__WHAT TO DO__
From the listing below, extract every line containing "values".

__DATA SECTION__
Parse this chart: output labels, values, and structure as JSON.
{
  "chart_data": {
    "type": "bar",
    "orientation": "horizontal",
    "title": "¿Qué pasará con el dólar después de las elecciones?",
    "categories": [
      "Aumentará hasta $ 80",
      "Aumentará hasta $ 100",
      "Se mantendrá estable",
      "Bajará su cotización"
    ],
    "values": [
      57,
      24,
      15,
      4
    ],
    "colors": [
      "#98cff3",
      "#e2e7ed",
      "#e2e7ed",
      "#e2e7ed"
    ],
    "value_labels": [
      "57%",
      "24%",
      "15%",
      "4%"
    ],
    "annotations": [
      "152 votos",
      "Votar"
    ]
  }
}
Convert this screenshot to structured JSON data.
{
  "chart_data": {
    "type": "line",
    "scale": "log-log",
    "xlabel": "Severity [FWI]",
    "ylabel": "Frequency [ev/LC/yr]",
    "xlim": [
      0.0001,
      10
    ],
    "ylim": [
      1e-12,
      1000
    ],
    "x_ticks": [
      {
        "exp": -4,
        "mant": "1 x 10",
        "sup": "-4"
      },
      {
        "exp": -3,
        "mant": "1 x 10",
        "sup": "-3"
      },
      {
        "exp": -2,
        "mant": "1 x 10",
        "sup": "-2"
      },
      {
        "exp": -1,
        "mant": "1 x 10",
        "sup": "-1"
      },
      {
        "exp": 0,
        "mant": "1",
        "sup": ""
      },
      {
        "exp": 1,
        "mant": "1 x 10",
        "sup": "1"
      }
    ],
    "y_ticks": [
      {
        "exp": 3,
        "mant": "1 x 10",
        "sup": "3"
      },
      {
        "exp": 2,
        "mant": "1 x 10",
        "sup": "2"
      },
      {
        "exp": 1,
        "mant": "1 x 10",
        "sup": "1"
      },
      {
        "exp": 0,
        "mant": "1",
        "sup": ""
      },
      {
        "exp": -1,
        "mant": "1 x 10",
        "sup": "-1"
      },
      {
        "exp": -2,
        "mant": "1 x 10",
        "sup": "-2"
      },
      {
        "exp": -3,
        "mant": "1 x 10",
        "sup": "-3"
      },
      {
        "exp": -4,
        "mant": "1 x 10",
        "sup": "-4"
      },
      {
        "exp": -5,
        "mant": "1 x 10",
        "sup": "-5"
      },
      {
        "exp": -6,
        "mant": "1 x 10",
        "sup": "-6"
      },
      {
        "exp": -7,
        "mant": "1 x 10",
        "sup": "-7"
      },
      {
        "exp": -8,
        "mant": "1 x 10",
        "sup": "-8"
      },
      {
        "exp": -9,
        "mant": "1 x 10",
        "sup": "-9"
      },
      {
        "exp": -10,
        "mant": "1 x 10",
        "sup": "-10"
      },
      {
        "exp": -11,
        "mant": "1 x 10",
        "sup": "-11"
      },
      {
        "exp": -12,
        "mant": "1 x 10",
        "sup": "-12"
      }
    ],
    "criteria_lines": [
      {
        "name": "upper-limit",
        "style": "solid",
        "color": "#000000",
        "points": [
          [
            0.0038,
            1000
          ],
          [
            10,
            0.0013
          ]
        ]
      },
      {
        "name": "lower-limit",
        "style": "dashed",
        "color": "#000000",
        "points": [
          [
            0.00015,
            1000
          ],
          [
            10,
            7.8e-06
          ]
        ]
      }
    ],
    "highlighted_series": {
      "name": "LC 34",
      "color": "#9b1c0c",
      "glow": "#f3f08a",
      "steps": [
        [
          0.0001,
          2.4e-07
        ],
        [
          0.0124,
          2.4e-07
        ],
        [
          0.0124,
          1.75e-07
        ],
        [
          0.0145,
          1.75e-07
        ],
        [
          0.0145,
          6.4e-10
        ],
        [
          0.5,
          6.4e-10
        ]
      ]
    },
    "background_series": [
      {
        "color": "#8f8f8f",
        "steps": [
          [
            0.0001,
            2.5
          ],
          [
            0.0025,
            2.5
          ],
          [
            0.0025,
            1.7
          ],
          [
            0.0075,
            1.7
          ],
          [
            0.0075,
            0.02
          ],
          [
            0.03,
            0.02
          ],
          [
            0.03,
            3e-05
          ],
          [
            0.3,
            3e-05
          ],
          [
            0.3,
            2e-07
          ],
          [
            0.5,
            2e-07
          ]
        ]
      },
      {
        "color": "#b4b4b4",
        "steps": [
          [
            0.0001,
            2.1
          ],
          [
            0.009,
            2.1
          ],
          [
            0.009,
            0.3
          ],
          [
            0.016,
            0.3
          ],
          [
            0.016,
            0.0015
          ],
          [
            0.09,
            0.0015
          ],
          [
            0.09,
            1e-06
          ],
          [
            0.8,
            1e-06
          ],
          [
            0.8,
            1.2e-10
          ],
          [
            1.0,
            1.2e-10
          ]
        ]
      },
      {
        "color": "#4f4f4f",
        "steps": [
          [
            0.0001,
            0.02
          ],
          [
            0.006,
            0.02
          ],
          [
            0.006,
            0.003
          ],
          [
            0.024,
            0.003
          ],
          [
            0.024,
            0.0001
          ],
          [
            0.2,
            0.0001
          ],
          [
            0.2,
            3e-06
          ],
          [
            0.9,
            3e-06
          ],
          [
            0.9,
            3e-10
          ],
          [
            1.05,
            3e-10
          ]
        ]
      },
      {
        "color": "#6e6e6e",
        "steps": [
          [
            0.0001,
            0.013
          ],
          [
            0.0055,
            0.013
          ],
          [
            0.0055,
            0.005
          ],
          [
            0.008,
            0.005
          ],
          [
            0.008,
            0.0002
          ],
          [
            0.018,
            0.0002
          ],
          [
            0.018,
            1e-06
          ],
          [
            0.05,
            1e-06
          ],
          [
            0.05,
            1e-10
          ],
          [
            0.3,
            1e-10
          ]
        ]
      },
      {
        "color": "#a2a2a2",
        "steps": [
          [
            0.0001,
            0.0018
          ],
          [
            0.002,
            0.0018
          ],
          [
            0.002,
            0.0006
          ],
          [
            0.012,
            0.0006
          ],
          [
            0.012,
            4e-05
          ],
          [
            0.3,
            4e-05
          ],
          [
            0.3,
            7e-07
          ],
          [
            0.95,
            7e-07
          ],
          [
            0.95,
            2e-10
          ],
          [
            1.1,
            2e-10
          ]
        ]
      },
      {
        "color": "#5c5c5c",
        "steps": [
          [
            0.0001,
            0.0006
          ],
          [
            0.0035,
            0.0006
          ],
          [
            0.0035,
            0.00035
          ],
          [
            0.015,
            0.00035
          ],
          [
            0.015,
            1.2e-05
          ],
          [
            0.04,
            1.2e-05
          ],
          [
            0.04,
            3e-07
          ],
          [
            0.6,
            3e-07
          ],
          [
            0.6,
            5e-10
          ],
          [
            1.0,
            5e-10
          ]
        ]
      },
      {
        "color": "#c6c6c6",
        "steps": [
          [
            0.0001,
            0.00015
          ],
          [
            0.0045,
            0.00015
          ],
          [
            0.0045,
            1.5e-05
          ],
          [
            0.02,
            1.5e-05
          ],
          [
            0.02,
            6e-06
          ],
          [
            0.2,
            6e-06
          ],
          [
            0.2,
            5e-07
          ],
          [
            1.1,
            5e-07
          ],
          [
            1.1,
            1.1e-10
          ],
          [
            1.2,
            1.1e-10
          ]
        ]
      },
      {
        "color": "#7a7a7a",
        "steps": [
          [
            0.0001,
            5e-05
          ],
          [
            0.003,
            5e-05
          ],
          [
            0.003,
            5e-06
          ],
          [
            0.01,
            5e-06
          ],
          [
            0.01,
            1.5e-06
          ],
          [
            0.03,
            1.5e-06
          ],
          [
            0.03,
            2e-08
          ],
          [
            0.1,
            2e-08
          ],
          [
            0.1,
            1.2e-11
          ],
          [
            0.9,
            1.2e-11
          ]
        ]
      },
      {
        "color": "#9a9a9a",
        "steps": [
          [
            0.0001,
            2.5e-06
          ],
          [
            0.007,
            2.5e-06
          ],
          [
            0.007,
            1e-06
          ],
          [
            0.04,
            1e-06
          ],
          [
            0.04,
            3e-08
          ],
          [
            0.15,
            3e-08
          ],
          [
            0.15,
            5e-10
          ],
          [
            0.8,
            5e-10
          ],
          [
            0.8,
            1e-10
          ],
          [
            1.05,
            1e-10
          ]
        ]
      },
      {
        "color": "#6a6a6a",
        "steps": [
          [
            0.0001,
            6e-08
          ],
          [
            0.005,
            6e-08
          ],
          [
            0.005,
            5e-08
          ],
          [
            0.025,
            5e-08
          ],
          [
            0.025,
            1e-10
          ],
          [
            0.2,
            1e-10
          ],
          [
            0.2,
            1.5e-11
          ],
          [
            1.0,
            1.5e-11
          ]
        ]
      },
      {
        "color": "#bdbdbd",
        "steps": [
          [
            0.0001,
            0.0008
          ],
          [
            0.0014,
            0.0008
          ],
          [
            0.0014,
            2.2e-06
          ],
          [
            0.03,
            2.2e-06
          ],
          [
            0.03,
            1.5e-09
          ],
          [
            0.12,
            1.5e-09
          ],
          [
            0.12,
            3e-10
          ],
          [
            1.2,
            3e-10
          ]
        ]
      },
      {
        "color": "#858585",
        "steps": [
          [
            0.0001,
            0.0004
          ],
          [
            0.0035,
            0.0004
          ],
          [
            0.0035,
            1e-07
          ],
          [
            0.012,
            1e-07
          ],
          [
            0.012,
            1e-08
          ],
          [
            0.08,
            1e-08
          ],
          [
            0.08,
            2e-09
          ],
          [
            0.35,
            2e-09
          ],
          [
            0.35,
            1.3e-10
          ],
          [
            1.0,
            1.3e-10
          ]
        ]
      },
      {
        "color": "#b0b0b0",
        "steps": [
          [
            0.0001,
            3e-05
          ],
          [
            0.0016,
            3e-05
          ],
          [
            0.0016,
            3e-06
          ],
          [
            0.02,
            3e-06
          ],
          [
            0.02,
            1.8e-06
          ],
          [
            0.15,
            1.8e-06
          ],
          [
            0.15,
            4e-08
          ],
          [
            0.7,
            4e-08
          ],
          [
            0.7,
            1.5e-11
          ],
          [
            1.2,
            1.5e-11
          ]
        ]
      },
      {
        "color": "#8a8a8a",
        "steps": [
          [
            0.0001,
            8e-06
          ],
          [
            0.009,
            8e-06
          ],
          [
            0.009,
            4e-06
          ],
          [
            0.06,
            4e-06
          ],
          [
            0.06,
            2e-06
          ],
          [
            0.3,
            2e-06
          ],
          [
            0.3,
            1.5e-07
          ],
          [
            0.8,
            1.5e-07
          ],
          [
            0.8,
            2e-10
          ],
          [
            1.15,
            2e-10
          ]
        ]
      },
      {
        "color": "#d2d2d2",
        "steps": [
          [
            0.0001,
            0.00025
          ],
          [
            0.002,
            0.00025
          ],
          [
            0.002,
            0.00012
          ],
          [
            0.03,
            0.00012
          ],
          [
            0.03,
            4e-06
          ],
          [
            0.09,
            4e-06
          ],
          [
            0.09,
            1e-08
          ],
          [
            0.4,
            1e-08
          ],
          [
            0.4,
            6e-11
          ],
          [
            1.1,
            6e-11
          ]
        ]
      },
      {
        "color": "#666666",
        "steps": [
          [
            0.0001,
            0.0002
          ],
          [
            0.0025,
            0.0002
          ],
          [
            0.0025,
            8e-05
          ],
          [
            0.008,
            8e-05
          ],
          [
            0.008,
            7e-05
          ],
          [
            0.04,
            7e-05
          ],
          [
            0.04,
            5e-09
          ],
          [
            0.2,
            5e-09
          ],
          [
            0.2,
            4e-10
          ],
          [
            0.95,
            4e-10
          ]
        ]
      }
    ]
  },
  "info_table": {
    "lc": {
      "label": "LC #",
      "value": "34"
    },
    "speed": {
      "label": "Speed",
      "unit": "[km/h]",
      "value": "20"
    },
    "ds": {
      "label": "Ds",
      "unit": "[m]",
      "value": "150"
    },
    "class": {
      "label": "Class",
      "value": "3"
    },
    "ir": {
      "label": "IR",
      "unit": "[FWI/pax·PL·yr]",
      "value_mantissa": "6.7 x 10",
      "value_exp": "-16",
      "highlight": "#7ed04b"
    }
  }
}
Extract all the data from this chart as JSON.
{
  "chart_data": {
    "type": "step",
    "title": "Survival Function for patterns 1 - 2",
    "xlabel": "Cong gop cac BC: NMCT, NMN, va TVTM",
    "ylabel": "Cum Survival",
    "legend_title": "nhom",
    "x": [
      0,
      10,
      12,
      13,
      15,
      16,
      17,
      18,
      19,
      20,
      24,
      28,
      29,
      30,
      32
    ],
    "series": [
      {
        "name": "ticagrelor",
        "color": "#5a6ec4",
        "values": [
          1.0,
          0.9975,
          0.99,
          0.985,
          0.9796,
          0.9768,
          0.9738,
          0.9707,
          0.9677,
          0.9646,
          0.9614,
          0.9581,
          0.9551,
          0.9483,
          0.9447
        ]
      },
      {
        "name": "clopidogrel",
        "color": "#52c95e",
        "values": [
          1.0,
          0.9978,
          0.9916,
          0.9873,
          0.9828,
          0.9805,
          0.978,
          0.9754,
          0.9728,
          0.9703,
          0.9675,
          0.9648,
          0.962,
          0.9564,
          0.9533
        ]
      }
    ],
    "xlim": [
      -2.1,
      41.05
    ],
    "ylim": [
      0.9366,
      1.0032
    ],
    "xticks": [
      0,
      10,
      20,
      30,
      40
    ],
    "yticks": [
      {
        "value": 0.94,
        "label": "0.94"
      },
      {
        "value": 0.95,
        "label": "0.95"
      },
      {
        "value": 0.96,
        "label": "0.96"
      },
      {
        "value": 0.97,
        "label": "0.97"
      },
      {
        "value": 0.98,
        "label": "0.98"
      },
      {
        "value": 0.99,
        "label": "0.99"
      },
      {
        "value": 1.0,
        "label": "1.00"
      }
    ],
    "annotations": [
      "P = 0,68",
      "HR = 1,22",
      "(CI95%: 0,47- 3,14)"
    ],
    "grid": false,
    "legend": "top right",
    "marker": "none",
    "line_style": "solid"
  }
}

__THE RESPONSE__
Parse this chart: output labels, values, and structure as JSON.
    "values": [
        "values": [
        "values": [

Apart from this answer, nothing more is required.